Saved entries:

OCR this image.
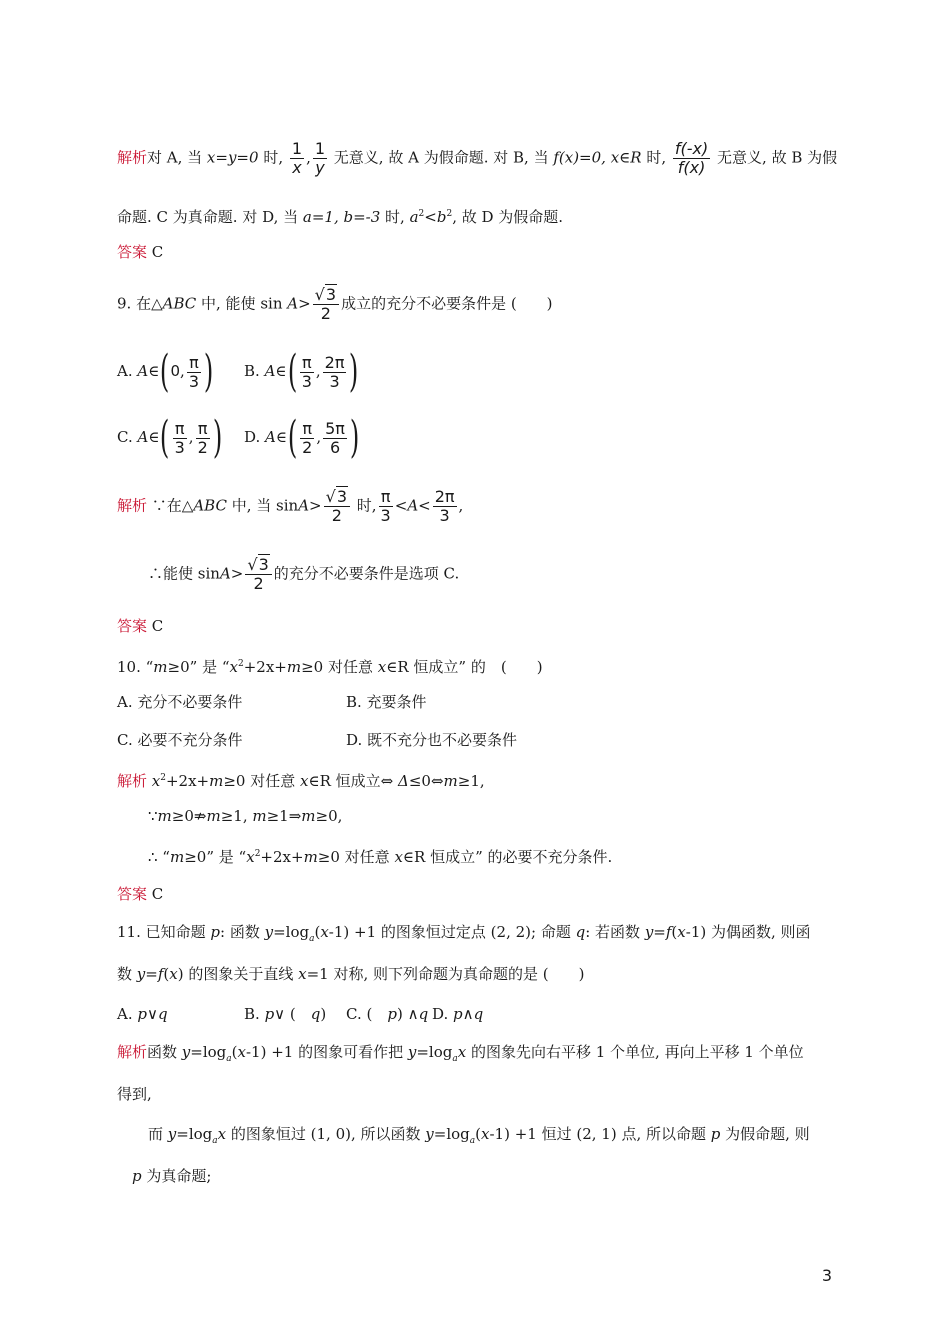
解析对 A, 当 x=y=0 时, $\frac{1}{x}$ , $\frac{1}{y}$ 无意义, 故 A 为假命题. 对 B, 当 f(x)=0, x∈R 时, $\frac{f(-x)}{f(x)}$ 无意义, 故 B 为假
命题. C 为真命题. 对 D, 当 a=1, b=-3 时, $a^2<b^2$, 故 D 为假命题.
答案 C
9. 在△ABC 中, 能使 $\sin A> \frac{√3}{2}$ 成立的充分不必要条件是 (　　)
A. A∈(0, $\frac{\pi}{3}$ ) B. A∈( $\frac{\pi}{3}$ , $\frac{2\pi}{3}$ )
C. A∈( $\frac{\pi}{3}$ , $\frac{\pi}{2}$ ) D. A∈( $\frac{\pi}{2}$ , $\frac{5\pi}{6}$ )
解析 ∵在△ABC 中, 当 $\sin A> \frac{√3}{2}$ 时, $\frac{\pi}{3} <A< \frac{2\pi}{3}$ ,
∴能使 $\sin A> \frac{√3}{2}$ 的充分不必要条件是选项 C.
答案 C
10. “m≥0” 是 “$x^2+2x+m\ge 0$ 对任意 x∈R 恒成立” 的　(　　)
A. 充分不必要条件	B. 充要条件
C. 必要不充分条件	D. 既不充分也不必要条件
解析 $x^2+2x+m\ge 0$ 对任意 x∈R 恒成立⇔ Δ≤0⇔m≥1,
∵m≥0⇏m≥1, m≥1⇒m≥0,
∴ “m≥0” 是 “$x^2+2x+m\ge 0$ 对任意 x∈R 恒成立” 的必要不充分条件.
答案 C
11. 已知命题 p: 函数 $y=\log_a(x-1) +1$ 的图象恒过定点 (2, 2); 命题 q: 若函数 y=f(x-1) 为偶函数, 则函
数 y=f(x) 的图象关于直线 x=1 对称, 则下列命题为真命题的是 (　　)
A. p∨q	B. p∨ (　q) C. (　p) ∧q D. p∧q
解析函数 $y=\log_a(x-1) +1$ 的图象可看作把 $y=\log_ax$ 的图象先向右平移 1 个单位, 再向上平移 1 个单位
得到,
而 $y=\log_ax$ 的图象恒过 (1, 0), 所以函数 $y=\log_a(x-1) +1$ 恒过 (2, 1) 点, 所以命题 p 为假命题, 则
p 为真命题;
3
--
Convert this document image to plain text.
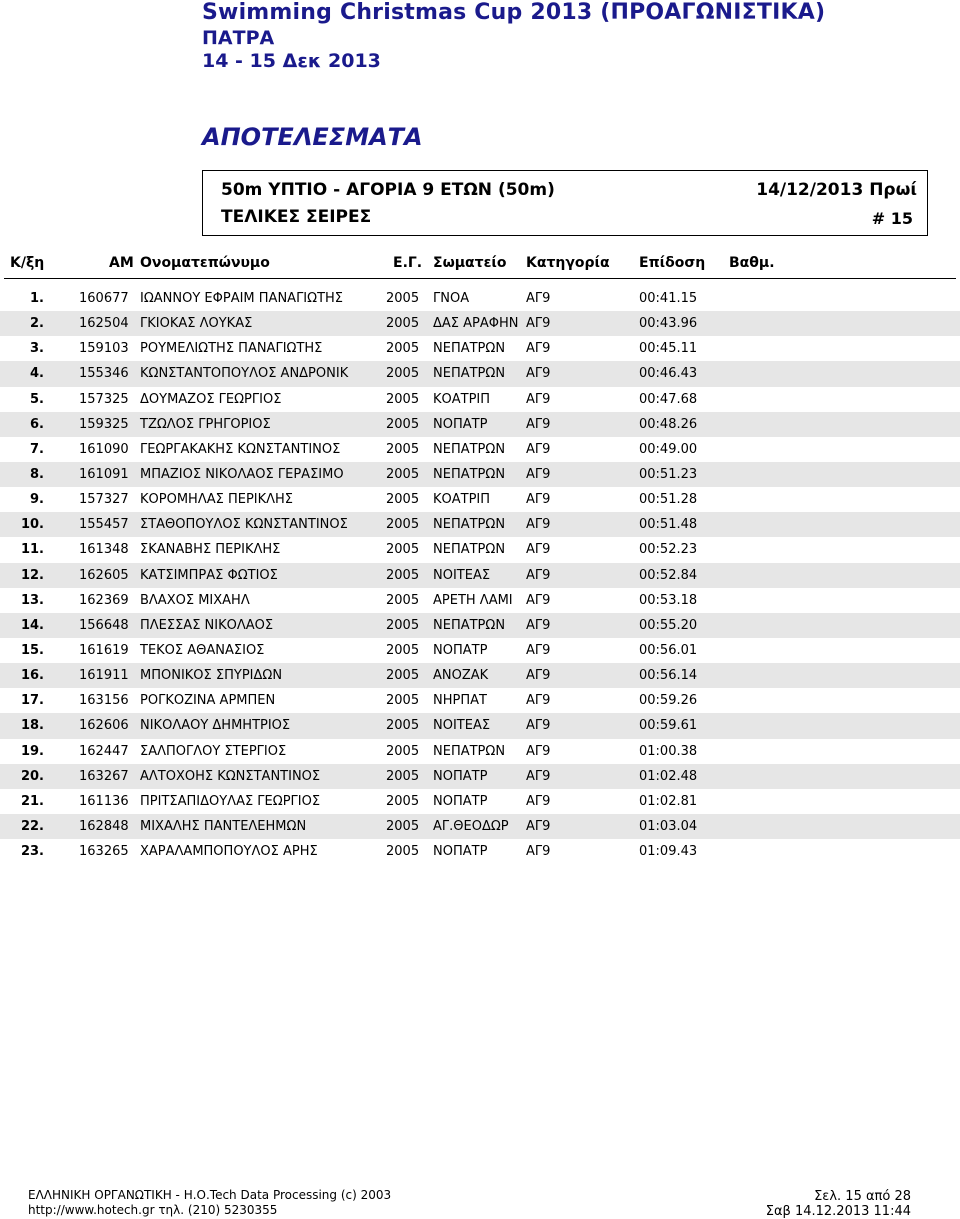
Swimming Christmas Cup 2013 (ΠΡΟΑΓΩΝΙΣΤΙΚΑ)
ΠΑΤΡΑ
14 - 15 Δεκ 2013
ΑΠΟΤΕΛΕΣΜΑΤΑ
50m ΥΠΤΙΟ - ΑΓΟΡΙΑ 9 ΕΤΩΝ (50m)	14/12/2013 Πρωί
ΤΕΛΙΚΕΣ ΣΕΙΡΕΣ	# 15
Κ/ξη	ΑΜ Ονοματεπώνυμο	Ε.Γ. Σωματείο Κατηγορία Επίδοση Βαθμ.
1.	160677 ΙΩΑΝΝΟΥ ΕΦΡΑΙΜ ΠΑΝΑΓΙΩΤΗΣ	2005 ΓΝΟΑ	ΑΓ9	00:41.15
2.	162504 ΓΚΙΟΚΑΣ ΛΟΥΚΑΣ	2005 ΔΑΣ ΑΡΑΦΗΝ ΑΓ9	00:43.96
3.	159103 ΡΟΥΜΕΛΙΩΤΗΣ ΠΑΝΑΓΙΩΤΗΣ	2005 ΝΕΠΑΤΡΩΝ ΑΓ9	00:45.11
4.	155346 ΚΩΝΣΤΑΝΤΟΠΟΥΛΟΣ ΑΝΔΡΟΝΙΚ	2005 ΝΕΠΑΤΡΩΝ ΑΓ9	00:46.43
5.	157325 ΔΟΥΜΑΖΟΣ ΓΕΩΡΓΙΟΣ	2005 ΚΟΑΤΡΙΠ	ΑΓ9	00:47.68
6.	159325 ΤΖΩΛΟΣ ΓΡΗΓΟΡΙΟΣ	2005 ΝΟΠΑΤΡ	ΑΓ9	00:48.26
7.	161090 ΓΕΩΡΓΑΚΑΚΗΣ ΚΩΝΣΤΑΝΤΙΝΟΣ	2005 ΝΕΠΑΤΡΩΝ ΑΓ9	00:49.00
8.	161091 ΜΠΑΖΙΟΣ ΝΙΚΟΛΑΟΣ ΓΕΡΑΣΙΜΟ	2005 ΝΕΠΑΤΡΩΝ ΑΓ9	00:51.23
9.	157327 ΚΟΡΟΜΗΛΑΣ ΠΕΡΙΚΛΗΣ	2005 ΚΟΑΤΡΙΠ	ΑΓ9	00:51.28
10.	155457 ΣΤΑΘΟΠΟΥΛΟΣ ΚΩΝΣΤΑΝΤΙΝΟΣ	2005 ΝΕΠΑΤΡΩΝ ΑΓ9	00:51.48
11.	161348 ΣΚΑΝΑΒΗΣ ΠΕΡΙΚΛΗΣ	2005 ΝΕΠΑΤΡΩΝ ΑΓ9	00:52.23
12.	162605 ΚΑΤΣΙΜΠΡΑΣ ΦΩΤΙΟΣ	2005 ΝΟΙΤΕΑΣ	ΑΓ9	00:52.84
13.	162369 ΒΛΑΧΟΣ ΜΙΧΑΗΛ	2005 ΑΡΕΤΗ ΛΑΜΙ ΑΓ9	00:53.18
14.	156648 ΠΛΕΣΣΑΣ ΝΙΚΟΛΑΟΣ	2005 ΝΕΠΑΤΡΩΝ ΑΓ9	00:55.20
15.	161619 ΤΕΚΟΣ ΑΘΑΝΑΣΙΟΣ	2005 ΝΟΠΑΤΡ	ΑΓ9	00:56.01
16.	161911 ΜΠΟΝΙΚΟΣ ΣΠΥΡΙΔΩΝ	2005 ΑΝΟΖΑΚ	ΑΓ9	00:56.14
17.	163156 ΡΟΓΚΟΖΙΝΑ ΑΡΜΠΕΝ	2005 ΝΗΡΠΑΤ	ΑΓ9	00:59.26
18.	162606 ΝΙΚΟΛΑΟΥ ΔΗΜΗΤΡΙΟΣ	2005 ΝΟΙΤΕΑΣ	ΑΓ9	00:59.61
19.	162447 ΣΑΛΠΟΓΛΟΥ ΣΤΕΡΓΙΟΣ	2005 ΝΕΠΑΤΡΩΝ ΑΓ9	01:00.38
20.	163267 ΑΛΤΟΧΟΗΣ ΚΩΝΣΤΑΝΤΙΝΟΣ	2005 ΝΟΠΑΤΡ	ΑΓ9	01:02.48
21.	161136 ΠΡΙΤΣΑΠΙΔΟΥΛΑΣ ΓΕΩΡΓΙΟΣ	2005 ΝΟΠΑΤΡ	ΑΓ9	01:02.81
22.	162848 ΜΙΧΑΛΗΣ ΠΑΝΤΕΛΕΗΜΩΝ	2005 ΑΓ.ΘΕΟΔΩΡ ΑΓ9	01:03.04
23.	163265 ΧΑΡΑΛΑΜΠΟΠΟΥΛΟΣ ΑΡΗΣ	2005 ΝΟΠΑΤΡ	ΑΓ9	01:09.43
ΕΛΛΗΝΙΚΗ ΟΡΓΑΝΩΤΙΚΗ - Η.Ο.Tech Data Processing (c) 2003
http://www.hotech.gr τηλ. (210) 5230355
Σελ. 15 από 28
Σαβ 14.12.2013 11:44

Challenge: Pull out all lines of the data with the string "ΠΑΝΑΓΙΩΤΗΣ".

Final result:
1.	160677 ΙΩΑΝΝΟΥ ΕΦΡΑΙΜ ΠΑΝΑΓΙΩΤΗΣ	2005 ΓΝΟΑ	ΑΓ9	00:41.15
3.	159103 ΡΟΥΜΕΛΙΩΤΗΣ ΠΑΝΑΓΙΩΤΗΣ	2005 ΝΕΠΑΤΡΩΝ ΑΓ9	00:45.11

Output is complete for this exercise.